_Directive_: List the lines of this listing that hold the word "COVID".

Dataset rows
====

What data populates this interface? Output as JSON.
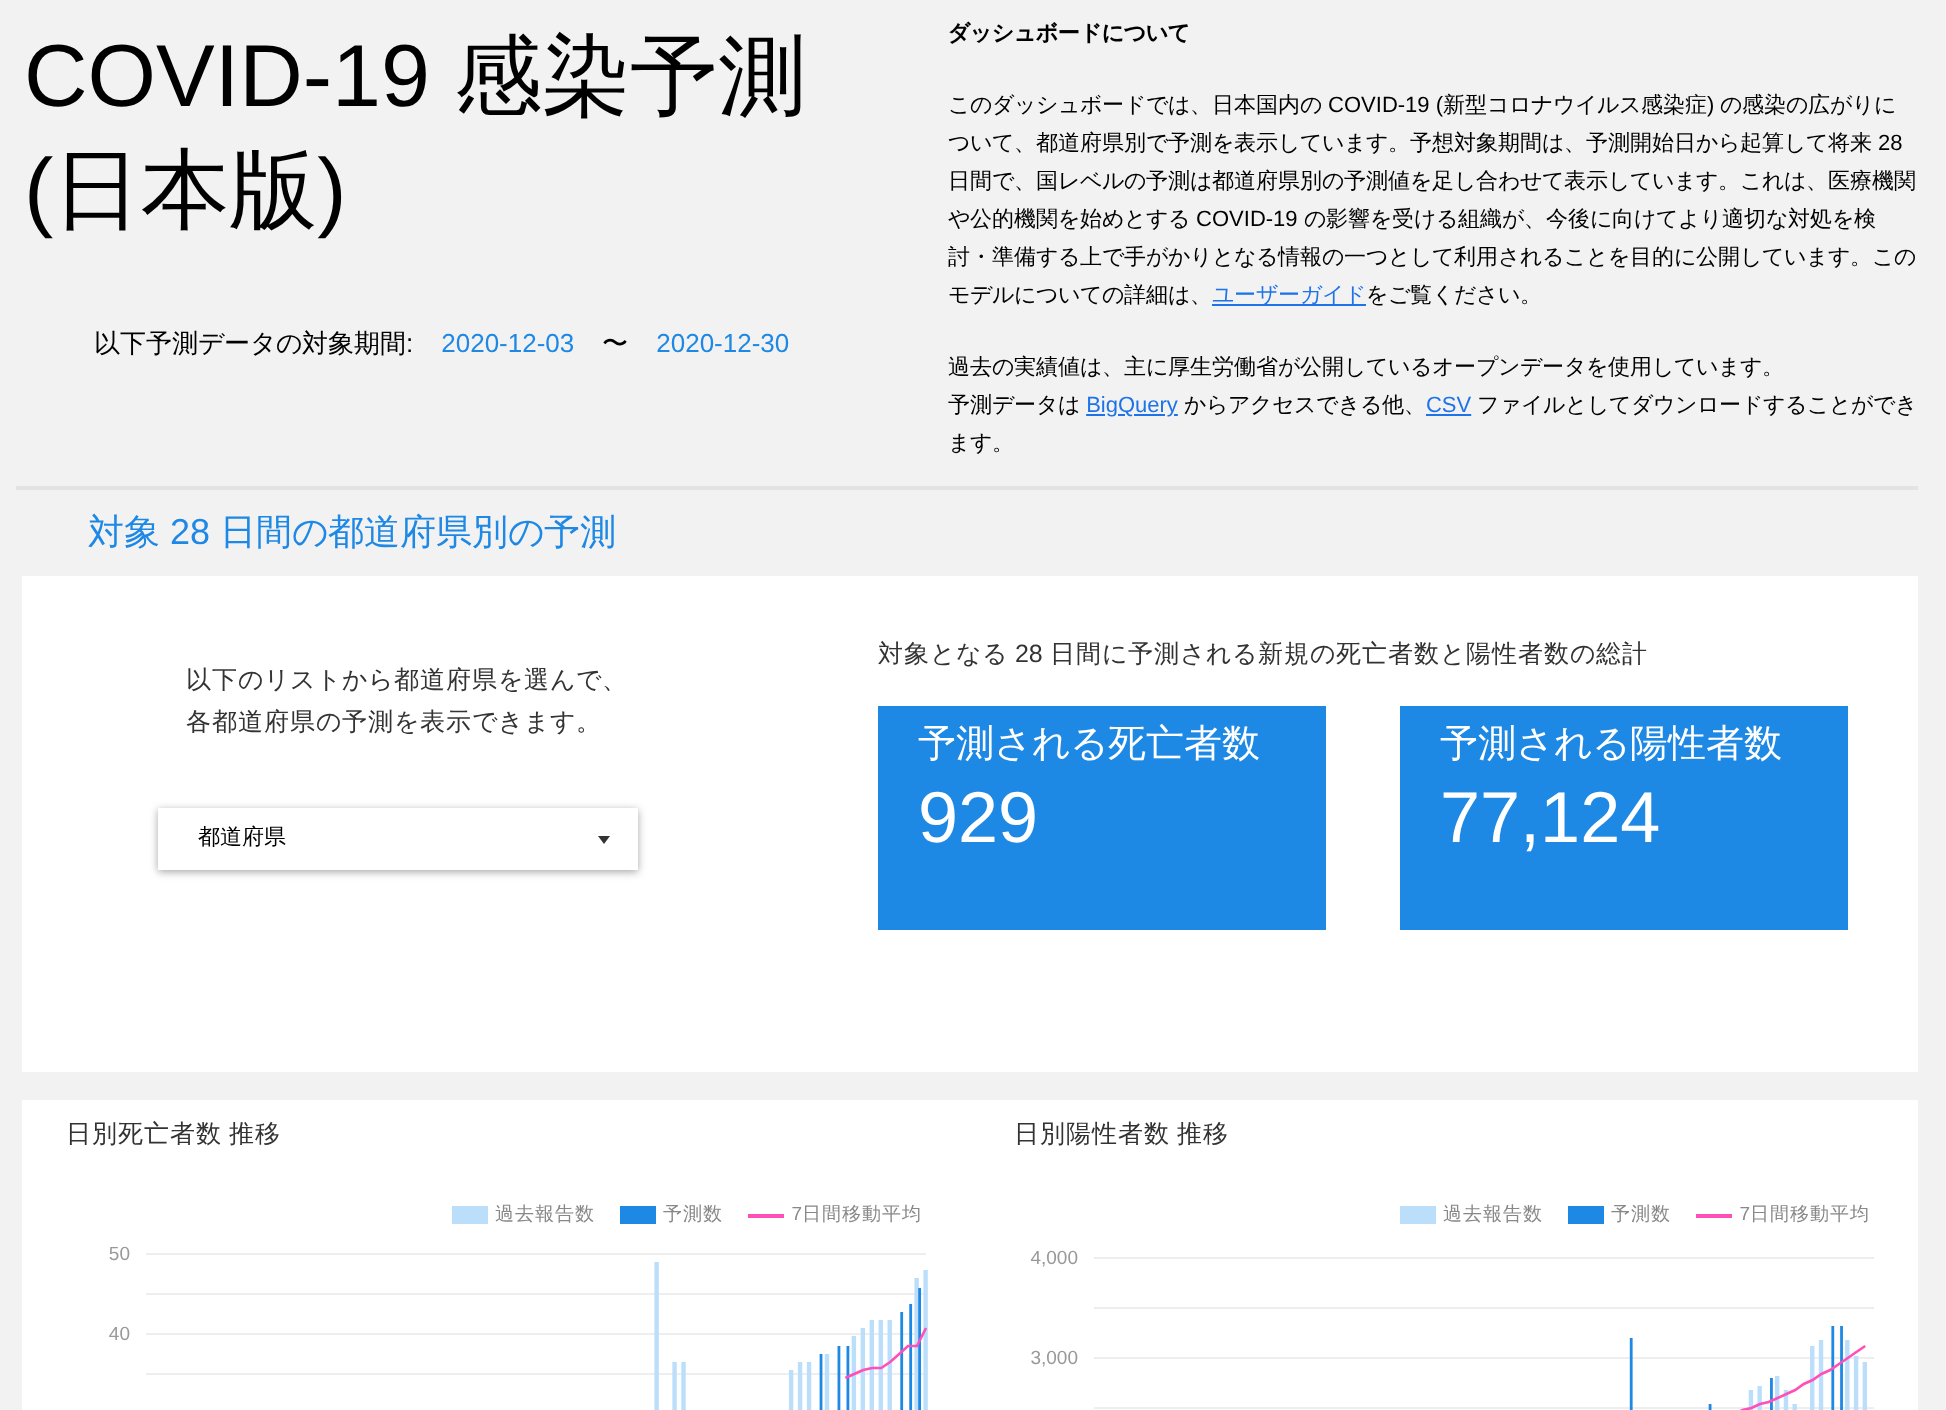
{
  "header": {
    "title_line_1": "COVID-19 感染予測",
    "title_line_2": "(日本版)",
    "period_label": "以下予測データの対象期間:",
    "period_start": "2020-12-03",
    "period_separator": "〜",
    "period_end": "2020-12-30"
  },
  "about": {
    "heading": "ダッシュボードについて",
    "paragraph_1": [
      "このダッシュボードでは、日本国内の COVID-19 (新型コロナウイルス感染症) の感染の広がりについて、都道府県別で予測を表示しています。予想対象期間は、予測開始日から起算して将来 28 日間で、国レベルの予測は都道府県別の予測値を足し合わせて表示しています。これは、医療機関や公的機関を始めとする COVID-19 の影響を受ける組織が、今後に向けてより適切な対処を検討・準備する上で手がかりとなる情報の一つとして利用されることを目的に公開しています。このモデルについての詳細は、",
      "ユーザーガイド",
      "をご覧ください。"
    ],
    "paragraph_2": "過去の実績値は、主に厚生労働省が公開しているオープンデータを使用しています。",
    "paragraph_3": [
      "予測データは ",
      "BigQuery",
      " からアクセスできる他、",
      "CSV",
      " ファイルとしてダウンロードすることができます。"
    ]
  },
  "section_title": "対象 28 日間の都道府県別の予測",
  "prefecture_panel": {
    "instruction_line_1": "以下のリストから都道府県を選んで、",
    "instruction_line_2": "各都道府県の予測を表示できます。",
    "select": {
      "value": "都道府県"
    }
  },
  "totals": {
    "heading": "対象となる 28 日間に予測される新規の死亡者数と陽性者数の総計",
    "tiles": [
      {
        "label": "予測される死亡者数",
        "value": "929"
      },
      {
        "label": "予測される陽性者数",
        "value": "77,124"
      }
    ]
  },
  "charts": [
    {
      "title": "日別死亡者数 推移",
      "legend": [
        {
          "label": "過去報告数",
          "color": "#bbdefb"
        },
        {
          "label": "予測数",
          "color": "#1e88e5"
        },
        {
          "label": "7日間移動平均",
          "color": "#ff4fb8"
        }
      ],
      "axis_labels": [
        "50",
        "40"
      ]
    },
    {
      "title": "日別陽性者数 推移",
      "legend": [
        {
          "label": "過去報告数",
          "color": "#bbdefb"
        },
        {
          "label": "予測数",
          "color": "#1e88e5"
        },
        {
          "label": "7日間移動平均",
          "color": "#ff4fb8"
        }
      ],
      "axis_labels": [
        "4,000",
        "3,000"
      ]
    }
  ]
}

====

_Exercise response_:
    "title_line_1": "COVID-19 感染予測",
      "このダッシュボードでは、日本国内の COVID-19 (新型コロナウイルス感染症) の感染の広がりについて、都道府県別で予測を表示しています。予想対象期間は、予測開始日から起算して将来 28 日間で、国レベルの予測は都道府県別の予測値を足し合わせて表示しています。これは、医療機関や公的機関を始めとする COVID-19 の影響を受ける組織が、今後に向けてより適切な対処を検討・準備する上で手がかりとなる情報の一つとして利用されることを目的に公開しています。このモデルについての詳細は、",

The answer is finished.